Give the data below again exactly as written, without its pictures.

* _Entries shown_
>> START
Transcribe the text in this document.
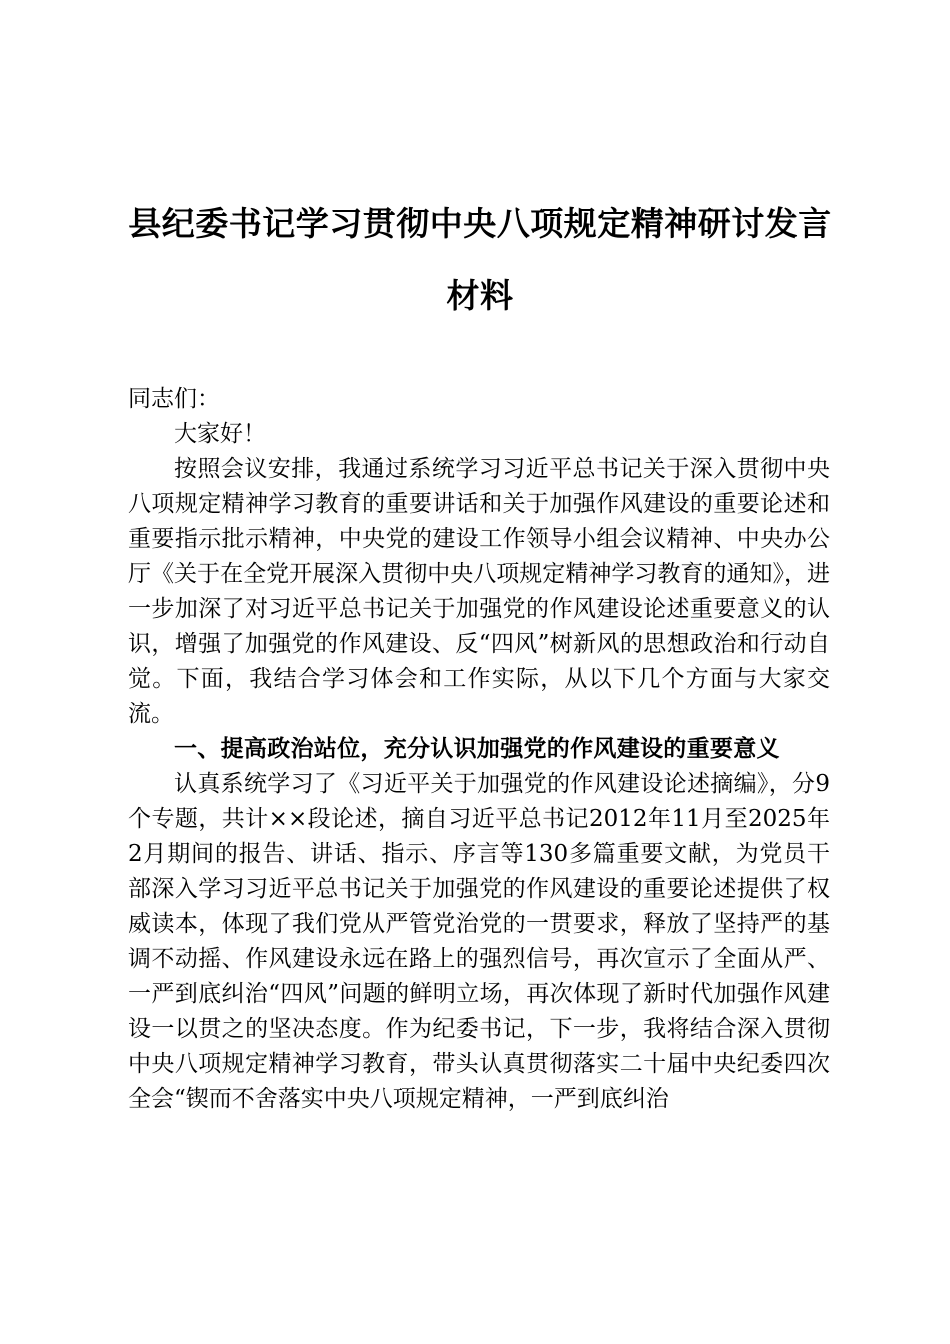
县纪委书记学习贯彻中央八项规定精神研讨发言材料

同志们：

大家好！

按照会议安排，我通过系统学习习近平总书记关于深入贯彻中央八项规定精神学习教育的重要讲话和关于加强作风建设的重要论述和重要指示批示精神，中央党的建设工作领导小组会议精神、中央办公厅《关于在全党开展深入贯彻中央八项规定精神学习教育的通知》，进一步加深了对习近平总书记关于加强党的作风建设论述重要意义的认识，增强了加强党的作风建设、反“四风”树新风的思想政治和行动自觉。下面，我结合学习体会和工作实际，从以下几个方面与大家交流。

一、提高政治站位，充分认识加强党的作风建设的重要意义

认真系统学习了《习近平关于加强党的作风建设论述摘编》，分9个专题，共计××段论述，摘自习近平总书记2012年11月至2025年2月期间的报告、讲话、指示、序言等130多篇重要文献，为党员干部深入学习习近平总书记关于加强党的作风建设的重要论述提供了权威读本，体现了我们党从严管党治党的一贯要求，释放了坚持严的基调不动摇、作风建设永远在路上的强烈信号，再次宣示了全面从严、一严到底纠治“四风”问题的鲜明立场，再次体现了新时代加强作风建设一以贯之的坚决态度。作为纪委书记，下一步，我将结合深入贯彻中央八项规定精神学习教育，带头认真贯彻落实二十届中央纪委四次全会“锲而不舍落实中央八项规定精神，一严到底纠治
>> END
* _Output for this task_
Transcribe the text in this document.
县纪委书记学习贯彻中央八项规定精神研讨发言材料

同志们：

大家好！

按照会议安排，我通过系统学习习近平总书记关于深入贯彻中央八项规定精神学习教育的重要讲话和关于加强作风建设的重要论述和重要指示批示精神，中央党的建设工作领导小组会议精神、中央办公厅《关于在全党开展深入贯彻中央八项规定精神学习教育的通知》，进一步加深了对习近平总书记关于加强党的作风建设论述重要意义的认识，增强了加强党的作风建设、反“四风”树新风的思想政治和行动自觉。下面，我结合学习体会和工作实际，从以下几个方面与大家交流。

一、提高政治站位，充分认识加强党的作风建设的重要意义

认真系统学习了《习近平关于加强党的作风建设论述摘编》，分9个专题，共计××段论述，摘自习近平总书记2012年11月至2025年2月期间的报告、讲话、指示、序言等130多篇重要文献，为党员干部深入学习习近平总书记关于加强党的作风建设的重要论述提供了权威读本，体现了我们党从严管党治党的一贯要求，释放了坚持严的基调不动摇、作风建设永远在路上的强烈信号，再次宣示了全面从严、一严到底纠治“四风”问题的鲜明立场，再次体现了新时代加强作风建设一以贯之的坚决态度。作为纪委书记，下一步，我将结合深入贯彻中央八项规定精神学习教育，带头认真贯彻落实二十届中央纪委四次全会“锲而不舍落实中央八项规定精神，一严到底纠治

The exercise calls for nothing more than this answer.